*WHAT THIS TASK INVOLVES*
State how many lines hold the word "JSON", with no other words.

** Begin **

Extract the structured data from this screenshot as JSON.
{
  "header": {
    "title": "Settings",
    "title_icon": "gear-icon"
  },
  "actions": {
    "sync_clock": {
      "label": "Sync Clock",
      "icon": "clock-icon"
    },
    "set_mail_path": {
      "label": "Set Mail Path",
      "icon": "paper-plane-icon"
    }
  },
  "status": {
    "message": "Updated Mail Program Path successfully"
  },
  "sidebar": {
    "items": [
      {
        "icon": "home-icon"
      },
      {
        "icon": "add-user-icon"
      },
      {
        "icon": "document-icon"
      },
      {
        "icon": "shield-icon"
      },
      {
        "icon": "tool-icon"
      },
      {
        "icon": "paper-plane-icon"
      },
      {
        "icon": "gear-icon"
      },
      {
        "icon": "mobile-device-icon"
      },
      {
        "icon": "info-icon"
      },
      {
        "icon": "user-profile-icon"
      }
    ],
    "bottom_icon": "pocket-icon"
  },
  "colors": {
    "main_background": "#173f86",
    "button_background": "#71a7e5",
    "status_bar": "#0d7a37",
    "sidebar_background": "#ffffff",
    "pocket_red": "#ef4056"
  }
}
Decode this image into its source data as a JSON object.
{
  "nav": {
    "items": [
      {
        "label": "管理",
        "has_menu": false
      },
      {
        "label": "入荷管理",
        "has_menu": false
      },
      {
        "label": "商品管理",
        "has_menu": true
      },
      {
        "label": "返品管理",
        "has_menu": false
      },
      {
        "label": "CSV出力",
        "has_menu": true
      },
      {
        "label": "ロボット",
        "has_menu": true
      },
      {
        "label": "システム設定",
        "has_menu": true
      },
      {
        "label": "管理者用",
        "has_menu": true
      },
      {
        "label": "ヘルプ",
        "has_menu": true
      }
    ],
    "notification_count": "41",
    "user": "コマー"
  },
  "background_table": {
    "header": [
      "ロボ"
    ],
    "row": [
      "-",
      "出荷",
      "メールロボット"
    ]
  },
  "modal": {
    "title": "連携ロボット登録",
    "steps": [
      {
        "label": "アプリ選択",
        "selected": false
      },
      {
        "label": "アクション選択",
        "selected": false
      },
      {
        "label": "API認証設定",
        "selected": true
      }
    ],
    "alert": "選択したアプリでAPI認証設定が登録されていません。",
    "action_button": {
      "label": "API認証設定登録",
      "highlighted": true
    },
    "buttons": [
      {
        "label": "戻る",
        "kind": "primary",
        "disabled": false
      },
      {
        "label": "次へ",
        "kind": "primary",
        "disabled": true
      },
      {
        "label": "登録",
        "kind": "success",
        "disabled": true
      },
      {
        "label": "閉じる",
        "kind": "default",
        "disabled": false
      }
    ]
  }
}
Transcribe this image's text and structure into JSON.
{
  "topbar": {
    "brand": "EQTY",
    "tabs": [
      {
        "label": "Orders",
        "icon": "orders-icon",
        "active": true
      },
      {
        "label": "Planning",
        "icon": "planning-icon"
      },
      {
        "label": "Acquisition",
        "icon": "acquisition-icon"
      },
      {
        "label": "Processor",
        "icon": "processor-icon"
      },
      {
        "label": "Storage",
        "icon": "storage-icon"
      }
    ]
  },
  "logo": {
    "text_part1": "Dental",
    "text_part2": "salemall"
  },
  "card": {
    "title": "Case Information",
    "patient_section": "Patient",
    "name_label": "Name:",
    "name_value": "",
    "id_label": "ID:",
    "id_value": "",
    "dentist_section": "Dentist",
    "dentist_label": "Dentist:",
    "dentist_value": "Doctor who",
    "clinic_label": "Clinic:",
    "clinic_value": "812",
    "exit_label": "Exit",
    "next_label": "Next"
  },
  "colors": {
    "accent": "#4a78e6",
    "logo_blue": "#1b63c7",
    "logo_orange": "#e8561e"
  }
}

** End **

*WRITTEN RESPONSE*
3